* What to work on
Copy each line exactly.

** Start Material for this exercise **

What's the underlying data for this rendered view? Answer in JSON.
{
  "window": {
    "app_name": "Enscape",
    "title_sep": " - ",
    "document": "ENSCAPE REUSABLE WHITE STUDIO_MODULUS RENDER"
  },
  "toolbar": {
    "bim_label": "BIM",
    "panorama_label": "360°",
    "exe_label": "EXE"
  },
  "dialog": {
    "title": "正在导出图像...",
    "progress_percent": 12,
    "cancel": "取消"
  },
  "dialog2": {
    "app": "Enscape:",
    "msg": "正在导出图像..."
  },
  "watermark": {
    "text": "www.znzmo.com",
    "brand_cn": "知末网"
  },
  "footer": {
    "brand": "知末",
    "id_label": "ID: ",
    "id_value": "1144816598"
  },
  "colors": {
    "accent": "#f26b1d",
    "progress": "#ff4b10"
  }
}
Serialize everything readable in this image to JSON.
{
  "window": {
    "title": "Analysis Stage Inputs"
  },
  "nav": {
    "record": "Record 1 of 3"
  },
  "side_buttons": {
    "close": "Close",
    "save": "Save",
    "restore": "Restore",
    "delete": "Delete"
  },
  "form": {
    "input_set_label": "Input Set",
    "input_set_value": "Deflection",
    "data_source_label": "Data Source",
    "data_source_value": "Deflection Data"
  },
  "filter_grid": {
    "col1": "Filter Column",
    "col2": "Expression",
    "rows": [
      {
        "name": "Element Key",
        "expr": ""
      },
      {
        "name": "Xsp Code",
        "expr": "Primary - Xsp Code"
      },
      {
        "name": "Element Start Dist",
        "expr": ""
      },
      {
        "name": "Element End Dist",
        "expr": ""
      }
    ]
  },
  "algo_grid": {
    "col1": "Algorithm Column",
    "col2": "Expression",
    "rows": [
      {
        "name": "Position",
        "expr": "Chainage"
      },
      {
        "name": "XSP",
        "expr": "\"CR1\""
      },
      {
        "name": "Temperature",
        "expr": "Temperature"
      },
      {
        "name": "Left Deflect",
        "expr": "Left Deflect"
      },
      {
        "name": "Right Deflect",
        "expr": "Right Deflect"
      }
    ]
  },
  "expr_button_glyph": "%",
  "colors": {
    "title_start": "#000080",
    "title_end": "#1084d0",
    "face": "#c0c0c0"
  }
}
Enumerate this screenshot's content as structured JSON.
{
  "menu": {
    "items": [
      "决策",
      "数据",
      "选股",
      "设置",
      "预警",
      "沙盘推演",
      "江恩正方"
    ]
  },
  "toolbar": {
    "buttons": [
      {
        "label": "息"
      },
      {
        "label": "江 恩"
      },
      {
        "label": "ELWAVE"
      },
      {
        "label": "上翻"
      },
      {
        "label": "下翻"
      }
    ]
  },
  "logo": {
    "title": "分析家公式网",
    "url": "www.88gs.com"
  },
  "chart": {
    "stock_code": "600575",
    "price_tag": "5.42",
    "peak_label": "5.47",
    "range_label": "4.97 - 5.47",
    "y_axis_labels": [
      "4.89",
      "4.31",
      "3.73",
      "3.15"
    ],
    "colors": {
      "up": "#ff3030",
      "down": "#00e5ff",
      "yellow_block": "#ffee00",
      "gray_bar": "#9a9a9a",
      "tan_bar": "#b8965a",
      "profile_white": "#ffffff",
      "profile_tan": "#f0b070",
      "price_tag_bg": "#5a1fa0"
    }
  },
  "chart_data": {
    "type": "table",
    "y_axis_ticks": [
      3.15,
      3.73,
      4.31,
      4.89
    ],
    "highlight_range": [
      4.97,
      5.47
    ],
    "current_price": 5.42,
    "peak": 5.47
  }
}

** End Material for this exercise **

* Answer to this problem
What's the underlying data for this rendered view? Answer in JSON.
{
  "window": {
    "app_name": "Enscape",
    "title_sep": " - ",
    "document": "ENSCAPE REUSABLE WHITE STUDIO_MODULUS RENDER"
  },
  "toolbar": {
    "bim_label": "BIM",
    "panorama_label": "360°",
    "exe_label": "EXE"
  },
  "dialog": {
    "title": "正在导出图像...",
    "progress_percent": 12,
    "cancel": "取消"
  },
  "dialog2": {
    "app": "Enscape:",
    "msg": "正在导出图像..."
  },
  "watermark": {
    "text": "www.znzmo.com",
    "brand_cn": "知末网"
  },
  "footer": {
    "brand": "知末",
    "id_label": "ID: ",
    "id_value": "1144816598"
  },
  "colors": {
    "accent": "#f26b1d",
    "progress": "#ff4b10"
  }
}
Serialize everything readable in this image to JSON.
{
  "window": {
    "title": "Analysis Stage Inputs"
  },
  "nav": {
    "record": "Record 1 of 3"
  },
  "side_buttons": {
    "close": "Close",
    "save": "Save",
    "restore": "Restore",
    "delete": "Delete"
  },
  "form": {
    "input_set_label": "Input Set",
    "input_set_value": "Deflection",
    "data_source_label": "Data Source",
    "data_source_value": "Deflection Data"
  },
  "filter_grid": {
    "col1": "Filter Column",
    "col2": "Expression",
    "rows": [
      {
        "name": "Element Key",
        "expr": ""
      },
      {
        "name": "Xsp Code",
        "expr": "Primary - Xsp Code"
      },
      {
        "name": "Element Start Dist",
        "expr": ""
      },
      {
        "name": "Element End Dist",
        "expr": ""
      }
    ]
  },
  "algo_grid": {
    "col1": "Algorithm Column",
    "col2": "Expression",
    "rows": [
      {
        "name": "Position",
        "expr": "Chainage"
      },
      {
        "name": "XSP",
        "expr": "\"CR1\""
      },
      {
        "name": "Temperature",
        "expr": "Temperature"
      },
      {
        "name": "Left Deflect",
        "expr": "Left Deflect"
      },
      {
        "name": "Right Deflect",
        "expr": "Right Deflect"
      }
    ]
  },
  "expr_button_glyph": "%",
  "colors": {
    "title_start": "#000080",
    "title_end": "#1084d0",
    "face": "#c0c0c0"
  }
}
Enumerate this screenshot's content as structured JSON.
{
  "menu": {
    "items": [
      "决策",
      "数据",
      "选股",
      "设置",
      "预警",
      "沙盘推演",
      "江恩正方"
    ]
  },
  "toolbar": {
    "buttons": [
      {
        "label": "息"
      },
      {
        "label": "江 恩"
      },
      {
        "label": "ELWAVE"
      },
      {
        "label": "上翻"
      },
      {
        "label": "下翻"
      }
    ]
  },
  "logo": {
    "title": "分析家公式网",
    "url": "www.88gs.com"
  },
  "chart": {
    "stock_code": "600575",
    "price_tag": "5.42",
    "peak_label": "5.47",
    "range_label": "4.97 - 5.47",
    "y_axis_labels": [
      "4.89",
      "4.31",
      "3.73",
      "3.15"
    ],
    "colors": {
      "up": "#ff3030",
      "down": "#00e5ff",
      "yellow_block": "#ffee00",
      "gray_bar": "#9a9a9a",
      "tan_bar": "#b8965a",
      "profile_white": "#ffffff",
      "profile_tan": "#f0b070",
      "price_tag_bg": "#5a1fa0"
    }
  },
  "chart_data": {
    "type": "table",
    "y_axis_ticks": [
      3.15,
      3.73,
      4.31,
      4.89
    ],
    "highlight_range": [
      4.97,
      5.47
    ],
    "current_price": 5.42,
    "peak": 5.47
  }
}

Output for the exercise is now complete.